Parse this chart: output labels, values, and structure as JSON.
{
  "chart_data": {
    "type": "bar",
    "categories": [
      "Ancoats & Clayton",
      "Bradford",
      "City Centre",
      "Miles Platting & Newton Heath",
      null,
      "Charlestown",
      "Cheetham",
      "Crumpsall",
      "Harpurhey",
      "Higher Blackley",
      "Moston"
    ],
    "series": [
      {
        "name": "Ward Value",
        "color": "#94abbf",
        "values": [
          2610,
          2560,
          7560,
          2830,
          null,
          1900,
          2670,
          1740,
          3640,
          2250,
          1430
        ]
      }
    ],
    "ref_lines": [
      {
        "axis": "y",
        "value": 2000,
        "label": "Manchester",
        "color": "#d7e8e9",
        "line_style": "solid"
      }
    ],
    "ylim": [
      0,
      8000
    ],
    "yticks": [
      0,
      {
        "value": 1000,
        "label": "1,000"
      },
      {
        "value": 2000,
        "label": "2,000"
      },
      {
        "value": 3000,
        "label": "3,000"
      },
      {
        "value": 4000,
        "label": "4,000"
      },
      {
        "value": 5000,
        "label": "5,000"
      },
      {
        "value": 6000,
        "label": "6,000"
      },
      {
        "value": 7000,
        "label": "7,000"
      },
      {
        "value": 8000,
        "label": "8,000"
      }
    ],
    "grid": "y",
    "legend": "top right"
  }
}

SHORT EXERCISE: Restate each of the entries above verbatim.

EXERCISE SOLUTION:
Parse this chart: output labels, values, and structure as JSON.
{
  "chart_data": {
    "type": "bar",
    "categories": [
      "Ancoats & Clayton",
      "Bradford",
      "City Centre",
      "Miles Platting & Newton Heath",
      null,
      "Charlestown",
      "Cheetham",
      "Crumpsall",
      "Harpurhey",
      "Higher Blackley",
      "Moston"
    ],
    "series": [
      {
        "name": "Ward Value",
        "color": "#94abbf",
        "values": [
          2610,
          2560,
          7560,
          2830,
          null,
          1900,
          2670,
          1740,
          3640,
          2250,
          1430
        ]
      }
    ],
    "ref_lines": [
      {
        "axis": "y",
        "value": 2000,
        "label": "Manchester",
        "color": "#d7e8e9",
        "line_style": "solid"
      }
    ],
    "ylim": [
      0,
      8000
    ],
    "yticks": [
      0,
      {
        "value": 1000,
        "label": "1,000"
      },
      {
        "value": 2000,
        "label": "2,000"
      },
      {
        "value": 3000,
        "label": "3,000"
      },
      {
        "value": 4000,
        "label": "4,000"
      },
      {
        "value": 5000,
        "label": "5,000"
      },
      {
        "value": 6000,
        "label": "6,000"
      },
      {
        "value": 7000,
        "label": "7,000"
      },
      {
        "value": 8000,
        "label": "8,000"
      }
    ],
    "grid": "y",
    "legend": "top right"
  }
}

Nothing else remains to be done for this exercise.